4. Never assume people’s response
I’ve seen a lot of surveys which appear to infer the respondent’s opinion before even asking them. People hate leading and loaded questions, and this is especially crucial to avoid if the survey is part of an important consultative process. Keep it neutral, and consider whether the survey supports both negative and positive responses with equal weight.
Running a survey with an expectation that it will back up a previously held assumption is particularly dangerous. If the results come back differently it could seriously derail your plans. Be genuine in your use of surveys and build in the capacity to actually react to the findings. A token, meaningless survey, done just to tick boxes, will often generate more anger than running no survey at all.
5. Never assume people will finish
The completion rate of a survey varies wildly according to many factors, not least of which are the length, complexity and relevance of the questions being asked. If you have questions which you especially need answers to, consider putting them towards the start, to avoid them being missed by those who lose interest half way through. Equally, if there are questions you don’t really need to ask, consider dropping them completely.
§ §
* [Task]
In the survey tips, where should questions you especially need answers to be placed?
§ §
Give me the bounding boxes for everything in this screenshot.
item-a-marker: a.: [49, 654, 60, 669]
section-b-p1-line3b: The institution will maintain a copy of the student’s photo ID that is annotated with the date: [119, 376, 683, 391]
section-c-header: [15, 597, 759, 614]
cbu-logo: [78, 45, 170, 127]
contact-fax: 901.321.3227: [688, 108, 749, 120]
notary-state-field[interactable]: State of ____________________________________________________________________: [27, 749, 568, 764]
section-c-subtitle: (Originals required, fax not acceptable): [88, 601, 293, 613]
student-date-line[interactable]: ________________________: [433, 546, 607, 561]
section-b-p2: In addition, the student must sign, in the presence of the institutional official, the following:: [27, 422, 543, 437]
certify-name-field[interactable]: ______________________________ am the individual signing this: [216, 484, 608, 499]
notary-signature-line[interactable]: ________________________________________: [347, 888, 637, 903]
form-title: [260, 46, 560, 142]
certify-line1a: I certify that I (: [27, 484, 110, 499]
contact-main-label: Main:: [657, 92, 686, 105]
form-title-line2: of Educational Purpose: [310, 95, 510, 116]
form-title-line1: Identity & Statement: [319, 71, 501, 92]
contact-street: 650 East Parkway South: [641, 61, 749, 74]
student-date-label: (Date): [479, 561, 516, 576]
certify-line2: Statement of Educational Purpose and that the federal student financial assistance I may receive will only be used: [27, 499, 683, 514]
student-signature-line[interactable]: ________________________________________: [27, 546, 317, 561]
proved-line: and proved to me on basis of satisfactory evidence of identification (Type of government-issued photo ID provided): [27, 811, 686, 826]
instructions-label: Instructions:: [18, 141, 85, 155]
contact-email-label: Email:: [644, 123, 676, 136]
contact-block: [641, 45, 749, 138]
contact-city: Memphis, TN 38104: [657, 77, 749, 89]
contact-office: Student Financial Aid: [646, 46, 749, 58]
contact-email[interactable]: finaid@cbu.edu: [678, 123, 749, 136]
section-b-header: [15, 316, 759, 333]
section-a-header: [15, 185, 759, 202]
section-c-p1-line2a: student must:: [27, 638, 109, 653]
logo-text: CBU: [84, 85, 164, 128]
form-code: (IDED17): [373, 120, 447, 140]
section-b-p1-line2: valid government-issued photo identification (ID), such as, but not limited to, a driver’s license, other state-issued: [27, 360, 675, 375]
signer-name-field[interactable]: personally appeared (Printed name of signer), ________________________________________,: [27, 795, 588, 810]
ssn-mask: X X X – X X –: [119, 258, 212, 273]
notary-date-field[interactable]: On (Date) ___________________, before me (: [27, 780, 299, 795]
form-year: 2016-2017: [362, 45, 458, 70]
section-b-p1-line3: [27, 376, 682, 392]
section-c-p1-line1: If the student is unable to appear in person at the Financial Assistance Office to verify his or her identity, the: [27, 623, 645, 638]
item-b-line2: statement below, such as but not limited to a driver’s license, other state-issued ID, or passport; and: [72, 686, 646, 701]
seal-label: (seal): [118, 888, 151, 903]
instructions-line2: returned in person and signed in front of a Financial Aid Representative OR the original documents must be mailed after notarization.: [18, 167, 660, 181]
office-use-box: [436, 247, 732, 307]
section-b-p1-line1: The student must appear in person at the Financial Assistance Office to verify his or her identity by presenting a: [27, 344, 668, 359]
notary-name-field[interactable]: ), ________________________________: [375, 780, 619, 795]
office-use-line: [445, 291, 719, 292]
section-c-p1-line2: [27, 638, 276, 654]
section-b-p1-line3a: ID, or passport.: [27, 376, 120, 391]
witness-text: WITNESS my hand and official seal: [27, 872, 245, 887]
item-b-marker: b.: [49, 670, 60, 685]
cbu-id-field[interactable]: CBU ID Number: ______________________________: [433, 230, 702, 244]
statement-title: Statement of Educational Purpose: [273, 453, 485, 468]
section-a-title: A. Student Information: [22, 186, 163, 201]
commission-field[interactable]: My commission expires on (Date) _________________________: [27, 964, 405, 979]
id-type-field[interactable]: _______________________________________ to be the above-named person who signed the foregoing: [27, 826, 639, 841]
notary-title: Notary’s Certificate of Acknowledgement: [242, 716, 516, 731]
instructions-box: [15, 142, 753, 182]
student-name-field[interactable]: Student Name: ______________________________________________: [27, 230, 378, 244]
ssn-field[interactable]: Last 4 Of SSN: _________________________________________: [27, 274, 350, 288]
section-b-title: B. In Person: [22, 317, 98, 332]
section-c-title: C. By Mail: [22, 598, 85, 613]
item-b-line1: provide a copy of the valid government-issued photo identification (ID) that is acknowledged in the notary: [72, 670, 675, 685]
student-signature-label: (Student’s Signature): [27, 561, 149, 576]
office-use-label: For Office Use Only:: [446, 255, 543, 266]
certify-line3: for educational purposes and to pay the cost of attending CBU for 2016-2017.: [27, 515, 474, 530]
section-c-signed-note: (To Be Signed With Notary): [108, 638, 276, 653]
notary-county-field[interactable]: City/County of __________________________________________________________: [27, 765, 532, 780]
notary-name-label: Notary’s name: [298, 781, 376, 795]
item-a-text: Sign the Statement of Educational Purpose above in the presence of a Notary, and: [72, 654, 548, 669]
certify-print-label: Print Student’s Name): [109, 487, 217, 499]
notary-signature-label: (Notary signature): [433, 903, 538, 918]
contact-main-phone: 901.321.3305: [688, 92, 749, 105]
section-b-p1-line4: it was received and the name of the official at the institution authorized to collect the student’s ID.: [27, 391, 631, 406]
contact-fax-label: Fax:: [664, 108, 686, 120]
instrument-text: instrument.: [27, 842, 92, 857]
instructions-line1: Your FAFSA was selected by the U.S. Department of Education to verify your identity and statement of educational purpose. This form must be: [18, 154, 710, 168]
§ §
* [Final result]
Towards the start, so that people who lose interest halfway through don't miss them.